§ **CONSIGNE**: Dans le texte sur la fin de la Chrétienté, relevez tous les numéros de page indiqués entre parenthèses après les citations de Chantal Delsol.

Mais il serait incomplet de réduire cette fin à une simple inversion de norme sociétale. Cette inversion normative s’appuie sur ce que Chantal Delsol appelle une « inversion ontologique ». C’est toute la conception de l’homme, du monde et de la pensée qui est remise en jeu. Ainsi faut-il interpréter le retour des formes multiples du paganisme, le panthéisme et le culte de Gaïa, à travers la religion écologiste. Tout se passe comme si l’Europe avait tourné la page du monothéisme chrétien. L’irruption du relativisme intellectuel et culturel nivelle toutes les opinions et pousse les gens à l’autocensure, particulièrement les catholiques, mis à mal par les divers scandales sexuels ou financiers. L’effacement rapide de la chrétienté a laissé le champ libre à toutes les traditions extérieures et à la remise en cause de la notion même de vérité. Chantal Delsol écrit d’ailleurs ceci à ce sujet :

« …il se peut bien que l’idée même de vérité ait été carrément dévoyée par la Chrétienté. Que la vérité ait été posée comme une proposition théorique, comme un dogme, si distant dès lors de la réalité qu’elle trahit et se perd elle-même. » (P. 131).

L’usage abusif fait par l’Eglise catholique romaine de la Vérité, avec une majuscule, se serait donc au fil du temps retourné contre elle. La nouvelle norme veut que chacun soit sa propre vérité à lui-même. Ce qui pose inévitablement un problème pratique que nous vivons à plein : comment faire société quand on n’a plus de croyances communes ? D’une vérité détenue par l’Eglise, qui la traduisait en règles morales et juridiques, nous sommes passés à l’exigence d’une morale d’Etat, incarnée par « le droit à… ». Dans son dernier chapitre, elle accuse l’Eglise et les chrétiens d’avoir honte de ce qu’ils sont et de vouloir ressembler à leurs vainqueurs, quitte à travestir ses positions.

« Réduits à la situation de témoins muets, les chrétiens sont aujourd’hui voués à devenir les soldats d’une guerre perdue. » (P.163).

C’est donc le silence assourdissant des croyants qui est une faute et l’aveu de la défaite des idées. Mais l’auteur ne semble pas, in fine, le regretter vraiment. Lisons les derniers mots de son livre :

« Renoncer à la Chrétienté n’est pas un sacrifice douloureux. L’expérience de nos pères nous apporte une certitude : notre affaire n’est pas de produire des sociétés où « l’Evangile gouverne les Etats », mais plutôt, pour reprendre le mot de Saint-Exupéry, de « marcher tout doucement vers une fontaine ».) ( 180.)

Ce qui me conduit à formuler quelques remarques critiques sur ce livre.

La première est de confondre Chrétienté et christianisme. La Chrétienté est ce que l’on a appelé le césaropapisme, soit la confusion du spirituel (l’Eglise) et du temporel (l’Etat). C’est effectivement une situation séculaire en Europe. Quant au christianisme, pour s’en tenir à une définition claire et simple, c’est « la religion de ceux qui croient au Christ ». C’est donc une affaire spirituelle exclusivement. Or, le Christ a prêché une vie de foi ; il a par contre mis en garde contre le césaropapisme de manière très claire par sa fameuse formule « Rendez à César ce qui est à César et à Dieu ce qui est à Dieu ». Il n’y donc pas lieu de regretter la Chrétienté, et c’est ainsi que je comprends la dernière phrase de C. Delsol.

(Extrait d'un fichier de données)
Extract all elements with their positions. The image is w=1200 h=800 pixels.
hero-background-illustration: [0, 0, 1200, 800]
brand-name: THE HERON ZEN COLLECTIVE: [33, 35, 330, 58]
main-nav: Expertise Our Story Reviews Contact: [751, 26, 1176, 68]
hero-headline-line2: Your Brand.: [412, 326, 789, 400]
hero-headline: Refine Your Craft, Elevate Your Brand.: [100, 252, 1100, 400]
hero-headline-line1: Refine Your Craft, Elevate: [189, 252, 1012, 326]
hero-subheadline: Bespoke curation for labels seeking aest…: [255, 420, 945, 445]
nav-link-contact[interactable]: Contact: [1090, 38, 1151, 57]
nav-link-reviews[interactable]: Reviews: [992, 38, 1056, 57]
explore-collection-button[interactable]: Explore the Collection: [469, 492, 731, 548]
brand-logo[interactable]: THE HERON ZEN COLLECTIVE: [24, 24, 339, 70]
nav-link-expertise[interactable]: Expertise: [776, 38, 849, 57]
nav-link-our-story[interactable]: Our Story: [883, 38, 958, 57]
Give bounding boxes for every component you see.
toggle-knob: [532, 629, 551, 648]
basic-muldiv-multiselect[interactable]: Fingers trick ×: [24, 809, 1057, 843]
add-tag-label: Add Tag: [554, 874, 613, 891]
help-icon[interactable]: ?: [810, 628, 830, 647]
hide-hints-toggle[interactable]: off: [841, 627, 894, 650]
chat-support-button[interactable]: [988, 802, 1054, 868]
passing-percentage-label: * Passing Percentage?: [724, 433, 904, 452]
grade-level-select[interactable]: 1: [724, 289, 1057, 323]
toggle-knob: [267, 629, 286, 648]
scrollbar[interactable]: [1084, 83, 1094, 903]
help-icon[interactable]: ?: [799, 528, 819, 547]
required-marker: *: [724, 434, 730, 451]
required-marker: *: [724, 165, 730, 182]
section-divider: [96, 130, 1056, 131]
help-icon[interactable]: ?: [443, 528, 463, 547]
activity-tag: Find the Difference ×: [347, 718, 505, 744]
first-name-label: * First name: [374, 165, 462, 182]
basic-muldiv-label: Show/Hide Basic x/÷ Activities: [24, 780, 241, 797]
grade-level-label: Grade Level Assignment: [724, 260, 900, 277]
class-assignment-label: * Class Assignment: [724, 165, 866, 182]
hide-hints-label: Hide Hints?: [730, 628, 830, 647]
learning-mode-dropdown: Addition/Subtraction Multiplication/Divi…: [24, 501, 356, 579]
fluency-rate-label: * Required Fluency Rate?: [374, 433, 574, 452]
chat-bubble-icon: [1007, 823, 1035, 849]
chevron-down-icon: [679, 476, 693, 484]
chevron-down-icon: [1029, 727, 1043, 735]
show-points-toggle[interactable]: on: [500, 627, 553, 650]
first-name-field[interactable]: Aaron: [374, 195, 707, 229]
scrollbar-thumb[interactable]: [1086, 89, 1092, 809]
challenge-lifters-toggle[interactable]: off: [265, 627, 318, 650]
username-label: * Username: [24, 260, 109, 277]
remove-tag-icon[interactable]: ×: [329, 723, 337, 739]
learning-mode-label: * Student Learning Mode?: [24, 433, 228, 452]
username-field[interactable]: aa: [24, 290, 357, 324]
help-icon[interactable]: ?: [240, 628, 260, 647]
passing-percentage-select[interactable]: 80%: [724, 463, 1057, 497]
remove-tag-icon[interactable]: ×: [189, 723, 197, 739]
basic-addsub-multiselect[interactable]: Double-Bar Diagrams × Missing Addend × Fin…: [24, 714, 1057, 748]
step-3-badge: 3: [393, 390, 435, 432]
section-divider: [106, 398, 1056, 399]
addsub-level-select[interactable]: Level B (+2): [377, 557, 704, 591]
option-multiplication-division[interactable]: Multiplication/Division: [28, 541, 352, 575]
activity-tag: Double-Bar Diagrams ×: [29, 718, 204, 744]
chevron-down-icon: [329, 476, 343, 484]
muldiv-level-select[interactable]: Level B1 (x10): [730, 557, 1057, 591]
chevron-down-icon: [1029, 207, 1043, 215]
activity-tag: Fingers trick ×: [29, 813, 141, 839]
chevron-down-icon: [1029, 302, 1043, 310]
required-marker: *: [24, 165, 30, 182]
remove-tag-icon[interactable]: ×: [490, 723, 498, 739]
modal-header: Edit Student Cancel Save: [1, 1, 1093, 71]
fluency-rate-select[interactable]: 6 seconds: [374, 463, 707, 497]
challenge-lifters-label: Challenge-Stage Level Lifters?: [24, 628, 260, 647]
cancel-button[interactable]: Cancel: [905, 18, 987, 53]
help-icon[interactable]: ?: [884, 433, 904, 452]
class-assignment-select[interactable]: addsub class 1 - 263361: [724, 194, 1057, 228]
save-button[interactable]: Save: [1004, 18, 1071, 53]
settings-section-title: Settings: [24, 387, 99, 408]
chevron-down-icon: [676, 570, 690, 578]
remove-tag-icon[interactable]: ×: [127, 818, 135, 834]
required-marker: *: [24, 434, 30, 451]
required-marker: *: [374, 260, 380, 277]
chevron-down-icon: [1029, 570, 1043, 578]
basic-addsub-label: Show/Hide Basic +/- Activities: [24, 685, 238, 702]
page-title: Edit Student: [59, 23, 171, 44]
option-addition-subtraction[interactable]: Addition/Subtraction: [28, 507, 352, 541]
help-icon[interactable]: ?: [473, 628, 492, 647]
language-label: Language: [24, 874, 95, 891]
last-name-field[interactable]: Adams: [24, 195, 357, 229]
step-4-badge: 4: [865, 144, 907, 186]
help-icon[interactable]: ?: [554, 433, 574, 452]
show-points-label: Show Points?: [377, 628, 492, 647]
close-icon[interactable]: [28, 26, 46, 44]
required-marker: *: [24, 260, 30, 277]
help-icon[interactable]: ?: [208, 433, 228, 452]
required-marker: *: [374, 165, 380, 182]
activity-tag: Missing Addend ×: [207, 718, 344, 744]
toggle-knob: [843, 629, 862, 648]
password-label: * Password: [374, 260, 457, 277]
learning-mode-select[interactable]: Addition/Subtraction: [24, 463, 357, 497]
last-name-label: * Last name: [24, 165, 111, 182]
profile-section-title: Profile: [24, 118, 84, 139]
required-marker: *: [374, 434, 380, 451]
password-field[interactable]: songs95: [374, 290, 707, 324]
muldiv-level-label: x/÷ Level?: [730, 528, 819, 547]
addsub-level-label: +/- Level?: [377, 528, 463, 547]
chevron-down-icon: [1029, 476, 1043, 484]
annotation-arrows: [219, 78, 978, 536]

§ **CORRIGÉ**: 131, 163, 180